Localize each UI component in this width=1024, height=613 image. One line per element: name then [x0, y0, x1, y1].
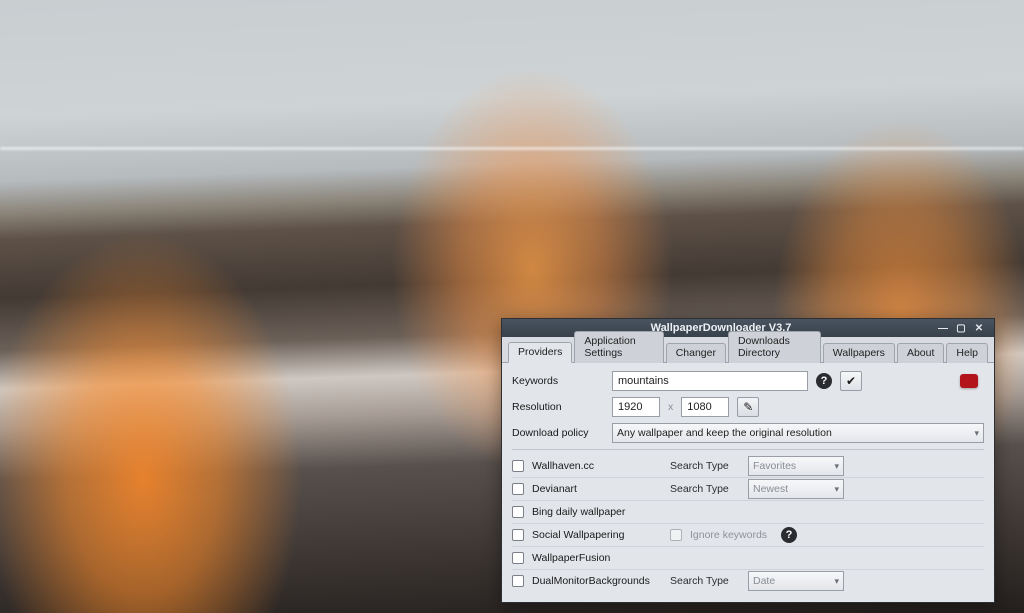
keywords-help-icon[interactable]: ?: [816, 373, 832, 389]
provider-label: Wallhaven.cc: [532, 460, 662, 472]
provider-row-dualmonitor: DualMonitorBackgrounds Search Type Date …: [512, 570, 984, 592]
chevron-down-icon: ▾: [974, 428, 979, 439]
provider-row-wallhaven: Wallhaven.cc Search Type Favorites ▾: [512, 455, 984, 477]
resolution-width-input: [612, 397, 660, 417]
section-divider: [512, 449, 984, 450]
resolution-height-input: [681, 397, 729, 417]
provider-label: DualMonitorBackgrounds: [532, 575, 662, 587]
resolution-separator: x: [668, 401, 673, 413]
tab-wallpapers[interactable]: Wallpapers: [823, 343, 895, 363]
keywords-apply-button[interactable]: ✔: [840, 371, 862, 391]
provider-label: Social Wallpapering: [532, 529, 662, 541]
keywords-label: Keywords: [512, 375, 604, 387]
status-indicator: [960, 374, 978, 388]
provider-checkbox[interactable]: [512, 552, 524, 564]
ignore-help-icon[interactable]: ?: [781, 527, 797, 543]
chevron-down-icon: ▾: [834, 576, 839, 587]
chevron-down-icon: ▾: [834, 484, 839, 495]
provider-row-devianart: Devianart Search Type Newest ▾: [512, 478, 984, 500]
resolution-label: Resolution: [512, 401, 604, 413]
tab-providers[interactable]: Providers: [508, 342, 572, 363]
provider-label: WallpaperFusion: [532, 552, 662, 564]
tab-help[interactable]: Help: [946, 343, 988, 363]
keywords-row: Keywords ? ✔: [512, 371, 984, 391]
check-icon: ✔: [846, 374, 856, 388]
window-close-button[interactable]: ✕: [970, 320, 988, 336]
resolution-edit-button[interactable]: ✎: [737, 397, 759, 417]
search-type-select[interactable]: Newest ▾: [748, 479, 844, 499]
search-type-select[interactable]: Favorites ▾: [748, 456, 844, 476]
search-type-value: Newest: [753, 483, 788, 495]
policy-value: Any wallpaper and keep the original reso…: [617, 427, 832, 439]
provider-label: Devianart: [532, 483, 662, 495]
policy-select[interactable]: Any wallpaper and keep the original reso…: [612, 423, 984, 443]
provider-checkbox[interactable]: [512, 483, 524, 495]
provider-row-wallpaperfusion: WallpaperFusion: [512, 547, 984, 569]
tab-about[interactable]: About: [897, 343, 944, 363]
ignore-keywords-label: Ignore keywords: [690, 529, 767, 541]
provider-checkbox[interactable]: [512, 460, 524, 472]
search-type-value: Date: [753, 575, 775, 587]
chevron-down-icon: ▾: [834, 461, 839, 472]
tab-changer[interactable]: Changer: [666, 343, 726, 363]
tab-downloads-directory[interactable]: Downloads Directory: [728, 331, 821, 363]
provider-checkbox[interactable]: [512, 529, 524, 541]
ignore-keywords-checkbox[interactable]: [670, 529, 682, 541]
app-window: WallpaperDownloader V3.7 — ▢ ✕ Providers…: [501, 318, 995, 603]
window-maximize-button[interactable]: ▢: [952, 320, 970, 336]
providers-panel: Keywords ? ✔ Resolution x ✎ Download pol…: [502, 363, 994, 602]
provider-row-bing: Bing daily wallpaper: [512, 501, 984, 523]
provider-row-social-wallpapering: Social Wallpapering Ignore keywords ?: [512, 524, 984, 546]
tab-application-settings[interactable]: Application Settings: [574, 331, 663, 363]
provider-label: Bing daily wallpaper: [532, 506, 662, 518]
window-title: WallpaperDownloader V3.7: [508, 322, 934, 334]
search-type-label: Search Type: [670, 575, 740, 587]
provider-checkbox[interactable]: [512, 575, 524, 587]
window-minimize-button[interactable]: —: [934, 320, 952, 336]
horizon-ridge: [0, 147, 1024, 150]
keywords-input[interactable]: [612, 371, 808, 391]
search-type-label: Search Type: [670, 460, 740, 472]
policy-label: Download policy: [512, 427, 604, 439]
search-type-label: Search Type: [670, 483, 740, 495]
search-type-select[interactable]: Date ▾: [748, 571, 844, 591]
tab-bar: Providers Application Settings Changer D…: [502, 337, 994, 363]
resolution-row: Resolution x ✎: [512, 397, 984, 417]
pencil-icon: ✎: [743, 400, 753, 414]
search-type-value: Favorites: [753, 460, 796, 472]
policy-row: Download policy Any wallpaper and keep t…: [512, 423, 984, 443]
provider-checkbox[interactable]: [512, 506, 524, 518]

§ **Work to do**
Rewrite all of the data above, changing every "Wallhaven.cc" to "Unsplash.com" and keeping everything else the same. Leave the pictures out of your answer.

§ **Written solution**
Localize each UI component in this width=1024, height=613 image. One line per element: name then [x0, y0, x1, y1].
keywords-help-icon[interactable]: ?: [816, 373, 832, 389]
provider-label: Unsplash.com: [532, 460, 662, 472]
provider-row-dualmonitor: DualMonitorBackgrounds Search Type Date …: [512, 570, 984, 592]
chevron-down-icon: ▾: [974, 428, 979, 439]
provider-row-wallhaven: Unsplash.com Search Type Favorites ▾: [512, 455, 984, 477]
resolution-width-input: [612, 397, 660, 417]
section-divider: [512, 449, 984, 450]
resolution-height-input: [681, 397, 729, 417]
provider-label: DualMonitorBackgrounds: [532, 575, 662, 587]
resolution-separator: x: [668, 401, 673, 413]
tab-wallpapers[interactable]: Wallpapers: [823, 343, 895, 363]
keywords-apply-button[interactable]: ✔: [840, 371, 862, 391]
provider-label: Social Wallpapering: [532, 529, 662, 541]
keywords-label: Keywords: [512, 375, 604, 387]
status-indicator: [960, 374, 978, 388]
provider-checkbox[interactable]: [512, 552, 524, 564]
ignore-help-icon[interactable]: ?: [781, 527, 797, 543]
chevron-down-icon: ▾: [834, 576, 839, 587]
chevron-down-icon: ▾: [834, 484, 839, 495]
provider-row-devianart: Devianart Search Type Newest ▾: [512, 478, 984, 500]
resolution-label: Resolution: [512, 401, 604, 413]
tab-providers[interactable]: Providers: [508, 342, 572, 363]
provider-label: WallpaperFusion: [532, 552, 662, 564]
tab-help[interactable]: Help: [946, 343, 988, 363]
keywords-row: Keywords ? ✔: [512, 371, 984, 391]
check-icon: ✔: [846, 374, 856, 388]
window-close-button[interactable]: ✕: [970, 320, 988, 336]
resolution-edit-button[interactable]: ✎: [737, 397, 759, 417]
search-type-select[interactable]: Newest ▾: [748, 479, 844, 499]
search-type-select[interactable]: Favorites ▾: [748, 456, 844, 476]
search-type-value: Newest: [753, 483, 788, 495]
policy-value: Any wallpaper and keep the original reso…: [617, 427, 832, 439]
provider-label: Devianart: [532, 483, 662, 495]
policy-select[interactable]: Any wallpaper and keep the original reso…: [612, 423, 984, 443]
provider-checkbox[interactable]: [512, 483, 524, 495]
provider-row-wallpaperfusion: WallpaperFusion: [512, 547, 984, 569]
tab-about[interactable]: About: [897, 343, 944, 363]
ignore-keywords-label: Ignore keywords: [690, 529, 767, 541]
provider-checkbox[interactable]: [512, 460, 524, 472]
search-type-value: Date: [753, 575, 775, 587]
chevron-down-icon: ▾: [834, 461, 839, 472]
tab-changer[interactable]: Changer: [666, 343, 726, 363]
tab-downloads-directory[interactable]: Downloads Directory: [728, 331, 821, 363]
provider-checkbox[interactable]: [512, 529, 524, 541]
ignore-keywords-checkbox[interactable]: [670, 529, 682, 541]
app-window: WallpaperDownloader V3.7 — ▢ ✕ Providers…: [501, 318, 995, 603]
window-maximize-button[interactable]: ▢: [952, 320, 970, 336]
providers-panel: Keywords ? ✔ Resolution x ✎ Download pol…: [502, 363, 994, 602]
provider-row-bing: Bing daily wallpaper: [512, 501, 984, 523]
provider-row-social-wallpapering: Social Wallpapering Ignore keywords ?: [512, 524, 984, 546]
tab-application-settings[interactable]: Application Settings: [574, 331, 663, 363]
provider-label: Bing daily wallpaper: [532, 506, 662, 518]
window-title: WallpaperDownloader V3.7: [508, 322, 934, 334]
search-type-label: Search Type: [670, 575, 740, 587]
provider-checkbox[interactable]: [512, 575, 524, 587]
window-minimize-button[interactable]: —: [934, 320, 952, 336]
horizon-ridge: [0, 147, 1024, 150]
keywords-input[interactable]: [612, 371, 808, 391]
search-type-label: Search Type: [670, 460, 740, 472]
policy-label: Download policy: [512, 427, 604, 439]
search-type-label: Search Type: [670, 483, 740, 495]
search-type-select[interactable]: Date ▾: [748, 571, 844, 591]
tab-bar: Providers Application Settings Changer D…: [502, 337, 994, 363]
resolution-row: Resolution x ✎: [512, 397, 984, 417]
pencil-icon: ✎: [743, 400, 753, 414]
search-type-value: Favorites: [753, 460, 796, 472]
policy-row: Download policy Any wallpaper and keep t…: [512, 423, 984, 443]
provider-checkbox[interactable]: [512, 506, 524, 518]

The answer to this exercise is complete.